- _Problem statement_
Go over the entries below line by line, copying each one that contains the word "Рогинского".

- _Provided information_
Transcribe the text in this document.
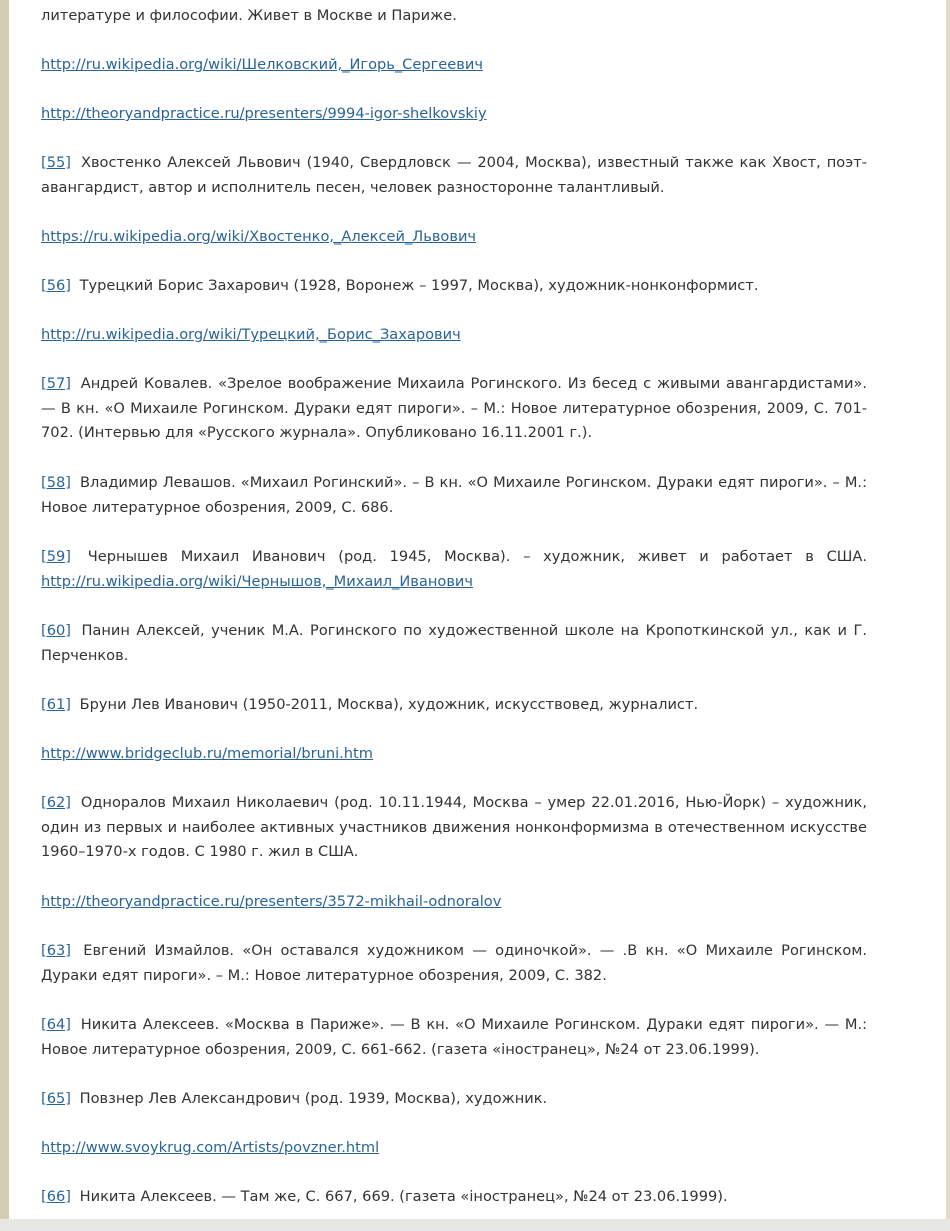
литературе и философии. Живет в Москве и Париже.

http://ru.wikipedia.org/wiki/Шелковский,_Игорь_Сергеевич

http://theoryandpractice.ru/presenters/9994-igor-shelkovskiy

[55] Хвостенко Алексей Львович (1940, Свердловск — 2004, Москва), известный также как Хвост, поэт-авангардист, автор и исполнитель песен, человек разносторонне талантливый.

https://ru.wikipedia.org/wiki/Хвостенко,_Алексей_Львович

[56] Турецкий Борис Захарович (1928, Воронеж – 1997, Москва), художник-нонконформист.

http://ru.wikipedia.org/wiki/Турецкий,_Борис_Захарович

[57] Андрей Ковалев. «Зрелое воображение Михаила Рогинского. Из бесед с живыми авангардистами». — В кн. «О Михаиле Рогинском. Дураки едят пироги». – М.: Новое литературное обозрения, 2009, С. 701-702. (Интервью для «Русского журнала». Опубликовано 16.11.2001 г.).

[58] Владимир Левашов. «Михаил Рогинский». – В кн. «О Михаиле Рогинском. Дураки едят пироги». – М.: Новое литературное обозрения, 2009, С. 686.

[59] Чернышев Михаил Иванович (род. 1945, Москва). – художник, живет и работает в США.

http://ru.wikipedia.org/wiki/Чернышов,_Михаил_Иванович

[60] Панин Алексей, ученик М.А. Рогинского по художественной школе на Кропоткинской ул., как и Г. Перченков.

[61] Бруни Лев Иванович (1950-2011, Москва), художник, искусствовед, журналист.

http://www.bridgeclub.ru/memorial/bruni.htm

[62] Одноралов Михаил Николаевич (род. 10.11.1944, Москва – умер 22.01.2016, Нью-Йорк) – художник, один из первых и наиболее активных участников движения нонконформизма в отечественном искусстве 1960–1970-х годов. С 1980 г. жил в США.

http://theoryandpractice.ru/presenters/3572-mikhail-odnoralov

[63] Евгений Измайлов. «Он оставался художником — одиночкой». — .В кн. «О Михаиле Рогинском. Дураки едят пироги». – М.: Новое литературное обозрения, 2009, С. 382.

[64] Никита Алексеев. «Москва в Париже». — В кн. «О Михаиле Рогинском. Дураки едят пироги». — М.: Новое литературное обозрения, 2009, С. 661-662. (газета «iностранец», №24 от 23.06.1999).

[65] Повзнер Лев Александрович (род. 1939, Москва), художник.

http://www.svoykrug.com/Artists/povzner.html

[66] Никита Алексеев. — Там же, С. 667, 669. (газета «iностранец», №24 от 23.06.1999).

- _Final answer_
[57] Андрей Ковалев. «Зрелое воображение Михаила Рогинского. Из бесед с живыми авангардистами». — В кн. «О Михаиле Рогинском. Дураки едят пироги». – М.: Новое литературное обозрения, 2009, С. 701-702. (Интервью для «Русского журнала». Опубликовано 16.11.2001 г.).
[60] Панин Алексей, ученик М.А. Рогинского по художественной школе на Кропоткинской ул., как и Г. Перченков.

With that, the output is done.